-- start --

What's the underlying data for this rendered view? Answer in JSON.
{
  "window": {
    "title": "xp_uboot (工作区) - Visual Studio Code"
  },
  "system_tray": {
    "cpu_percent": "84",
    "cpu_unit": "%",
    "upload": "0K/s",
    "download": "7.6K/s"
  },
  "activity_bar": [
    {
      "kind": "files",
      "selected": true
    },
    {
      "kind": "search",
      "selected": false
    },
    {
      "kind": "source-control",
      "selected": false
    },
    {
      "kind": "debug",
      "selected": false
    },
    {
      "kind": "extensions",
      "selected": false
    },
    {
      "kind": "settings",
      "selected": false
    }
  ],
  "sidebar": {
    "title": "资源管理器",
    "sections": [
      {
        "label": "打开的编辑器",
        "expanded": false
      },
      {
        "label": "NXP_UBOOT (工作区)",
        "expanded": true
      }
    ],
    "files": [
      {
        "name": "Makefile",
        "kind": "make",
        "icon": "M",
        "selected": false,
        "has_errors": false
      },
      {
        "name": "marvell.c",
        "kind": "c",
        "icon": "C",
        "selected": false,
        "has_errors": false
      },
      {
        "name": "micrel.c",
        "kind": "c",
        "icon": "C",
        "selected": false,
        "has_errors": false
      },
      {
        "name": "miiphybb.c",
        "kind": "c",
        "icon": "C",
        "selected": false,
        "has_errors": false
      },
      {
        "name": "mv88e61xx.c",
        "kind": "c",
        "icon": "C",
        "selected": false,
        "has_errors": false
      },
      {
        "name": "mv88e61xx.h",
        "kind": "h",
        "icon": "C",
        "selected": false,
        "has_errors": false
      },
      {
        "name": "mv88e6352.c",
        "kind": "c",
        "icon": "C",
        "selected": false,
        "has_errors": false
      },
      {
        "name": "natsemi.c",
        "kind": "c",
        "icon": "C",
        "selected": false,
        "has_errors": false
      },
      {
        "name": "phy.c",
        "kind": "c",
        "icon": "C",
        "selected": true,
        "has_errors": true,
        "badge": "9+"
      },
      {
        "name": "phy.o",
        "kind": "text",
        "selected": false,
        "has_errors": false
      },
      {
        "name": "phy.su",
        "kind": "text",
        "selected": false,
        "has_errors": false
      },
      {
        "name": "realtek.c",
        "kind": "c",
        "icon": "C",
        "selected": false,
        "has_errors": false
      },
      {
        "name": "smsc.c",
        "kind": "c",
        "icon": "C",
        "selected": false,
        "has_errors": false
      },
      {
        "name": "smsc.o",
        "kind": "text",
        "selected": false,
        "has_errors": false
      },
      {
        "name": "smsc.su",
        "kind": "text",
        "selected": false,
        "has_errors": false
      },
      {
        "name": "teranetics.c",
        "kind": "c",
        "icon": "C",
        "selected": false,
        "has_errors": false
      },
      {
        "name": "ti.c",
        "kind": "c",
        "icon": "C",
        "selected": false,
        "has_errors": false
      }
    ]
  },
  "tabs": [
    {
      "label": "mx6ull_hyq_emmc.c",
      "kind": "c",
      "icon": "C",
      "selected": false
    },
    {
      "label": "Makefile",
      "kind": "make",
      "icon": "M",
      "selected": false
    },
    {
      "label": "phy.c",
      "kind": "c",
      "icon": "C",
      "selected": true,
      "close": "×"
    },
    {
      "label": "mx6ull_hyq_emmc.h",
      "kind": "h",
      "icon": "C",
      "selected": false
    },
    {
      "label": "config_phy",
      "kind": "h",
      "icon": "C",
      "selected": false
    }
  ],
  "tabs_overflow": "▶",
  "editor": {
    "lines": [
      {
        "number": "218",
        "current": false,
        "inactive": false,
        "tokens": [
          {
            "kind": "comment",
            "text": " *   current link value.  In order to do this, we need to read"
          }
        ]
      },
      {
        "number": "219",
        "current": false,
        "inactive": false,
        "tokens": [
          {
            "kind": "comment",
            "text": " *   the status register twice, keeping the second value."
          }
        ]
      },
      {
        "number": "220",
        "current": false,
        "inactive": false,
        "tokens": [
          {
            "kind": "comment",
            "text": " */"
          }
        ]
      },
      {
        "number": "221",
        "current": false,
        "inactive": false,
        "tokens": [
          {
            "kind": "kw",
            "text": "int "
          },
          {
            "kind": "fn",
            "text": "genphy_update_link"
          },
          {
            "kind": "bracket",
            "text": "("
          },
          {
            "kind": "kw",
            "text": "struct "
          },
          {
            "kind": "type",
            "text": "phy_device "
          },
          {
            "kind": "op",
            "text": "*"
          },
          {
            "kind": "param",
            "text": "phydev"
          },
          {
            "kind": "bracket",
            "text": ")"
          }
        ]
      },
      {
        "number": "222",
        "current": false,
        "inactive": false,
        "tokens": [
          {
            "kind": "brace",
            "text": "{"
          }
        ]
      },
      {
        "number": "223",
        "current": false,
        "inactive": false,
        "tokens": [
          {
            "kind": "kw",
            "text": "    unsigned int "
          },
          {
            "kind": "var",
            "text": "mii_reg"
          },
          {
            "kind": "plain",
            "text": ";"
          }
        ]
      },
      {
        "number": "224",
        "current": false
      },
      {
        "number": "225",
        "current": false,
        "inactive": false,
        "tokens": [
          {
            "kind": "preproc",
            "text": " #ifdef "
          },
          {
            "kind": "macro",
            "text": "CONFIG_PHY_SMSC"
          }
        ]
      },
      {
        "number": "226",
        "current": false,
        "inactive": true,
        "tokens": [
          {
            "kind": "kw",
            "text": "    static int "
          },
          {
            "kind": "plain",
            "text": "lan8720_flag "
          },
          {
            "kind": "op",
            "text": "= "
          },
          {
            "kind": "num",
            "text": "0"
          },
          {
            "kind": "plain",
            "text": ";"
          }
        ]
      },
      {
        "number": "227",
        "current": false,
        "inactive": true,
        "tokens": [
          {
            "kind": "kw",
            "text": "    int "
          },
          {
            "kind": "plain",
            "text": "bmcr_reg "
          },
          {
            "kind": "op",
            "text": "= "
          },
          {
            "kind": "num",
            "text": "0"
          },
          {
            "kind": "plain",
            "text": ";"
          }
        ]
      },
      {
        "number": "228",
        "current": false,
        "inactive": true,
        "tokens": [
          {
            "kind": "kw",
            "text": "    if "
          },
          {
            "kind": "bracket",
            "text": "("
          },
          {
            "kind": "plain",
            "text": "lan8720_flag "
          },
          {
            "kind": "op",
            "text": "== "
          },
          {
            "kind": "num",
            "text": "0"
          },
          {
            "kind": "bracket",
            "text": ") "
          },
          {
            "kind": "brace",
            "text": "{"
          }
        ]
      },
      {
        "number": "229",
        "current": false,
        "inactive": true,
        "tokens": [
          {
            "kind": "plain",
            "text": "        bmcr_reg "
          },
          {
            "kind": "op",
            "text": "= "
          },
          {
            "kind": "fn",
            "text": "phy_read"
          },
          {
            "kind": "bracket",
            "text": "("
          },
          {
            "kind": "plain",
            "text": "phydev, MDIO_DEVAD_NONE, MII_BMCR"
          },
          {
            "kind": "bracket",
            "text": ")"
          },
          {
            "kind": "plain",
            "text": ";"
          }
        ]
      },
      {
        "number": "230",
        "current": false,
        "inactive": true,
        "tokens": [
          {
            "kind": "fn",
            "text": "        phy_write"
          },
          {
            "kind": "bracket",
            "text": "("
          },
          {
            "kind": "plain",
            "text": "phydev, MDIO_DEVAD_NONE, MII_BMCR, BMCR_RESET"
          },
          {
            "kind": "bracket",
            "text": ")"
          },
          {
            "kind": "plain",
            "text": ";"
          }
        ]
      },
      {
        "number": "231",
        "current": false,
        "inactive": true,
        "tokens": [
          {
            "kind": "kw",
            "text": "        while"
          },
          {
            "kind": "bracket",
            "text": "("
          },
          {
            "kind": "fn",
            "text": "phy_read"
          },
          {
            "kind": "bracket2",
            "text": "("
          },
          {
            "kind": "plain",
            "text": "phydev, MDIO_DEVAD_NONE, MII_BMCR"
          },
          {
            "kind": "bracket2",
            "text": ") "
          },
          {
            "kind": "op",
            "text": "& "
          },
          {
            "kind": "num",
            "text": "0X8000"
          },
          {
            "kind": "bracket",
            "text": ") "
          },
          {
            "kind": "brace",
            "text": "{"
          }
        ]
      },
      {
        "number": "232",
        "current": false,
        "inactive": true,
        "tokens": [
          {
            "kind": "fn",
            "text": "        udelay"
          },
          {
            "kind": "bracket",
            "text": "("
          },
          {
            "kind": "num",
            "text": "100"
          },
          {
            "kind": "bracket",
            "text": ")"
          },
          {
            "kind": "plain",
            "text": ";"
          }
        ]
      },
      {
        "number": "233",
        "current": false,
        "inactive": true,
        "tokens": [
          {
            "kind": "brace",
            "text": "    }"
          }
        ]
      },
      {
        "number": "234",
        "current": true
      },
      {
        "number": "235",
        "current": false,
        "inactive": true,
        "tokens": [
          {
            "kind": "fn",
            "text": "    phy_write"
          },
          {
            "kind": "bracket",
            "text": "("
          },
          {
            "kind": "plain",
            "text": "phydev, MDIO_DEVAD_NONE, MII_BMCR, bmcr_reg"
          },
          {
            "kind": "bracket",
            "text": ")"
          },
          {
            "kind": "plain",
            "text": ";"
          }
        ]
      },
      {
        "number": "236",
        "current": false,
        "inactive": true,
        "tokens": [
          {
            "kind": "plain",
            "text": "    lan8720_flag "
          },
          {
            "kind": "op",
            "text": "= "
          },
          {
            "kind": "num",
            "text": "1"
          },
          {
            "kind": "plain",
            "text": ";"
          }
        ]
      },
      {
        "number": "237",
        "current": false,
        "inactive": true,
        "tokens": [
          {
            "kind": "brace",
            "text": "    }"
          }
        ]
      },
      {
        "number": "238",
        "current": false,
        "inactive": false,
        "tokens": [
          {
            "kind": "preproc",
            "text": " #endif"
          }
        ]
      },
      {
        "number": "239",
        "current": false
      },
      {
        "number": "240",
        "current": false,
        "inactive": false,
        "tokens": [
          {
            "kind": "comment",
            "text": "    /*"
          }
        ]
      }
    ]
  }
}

-- end --

Given exercise: Say how many lines contain the string "this", giving nothing but the count.

Response to the exercise: 2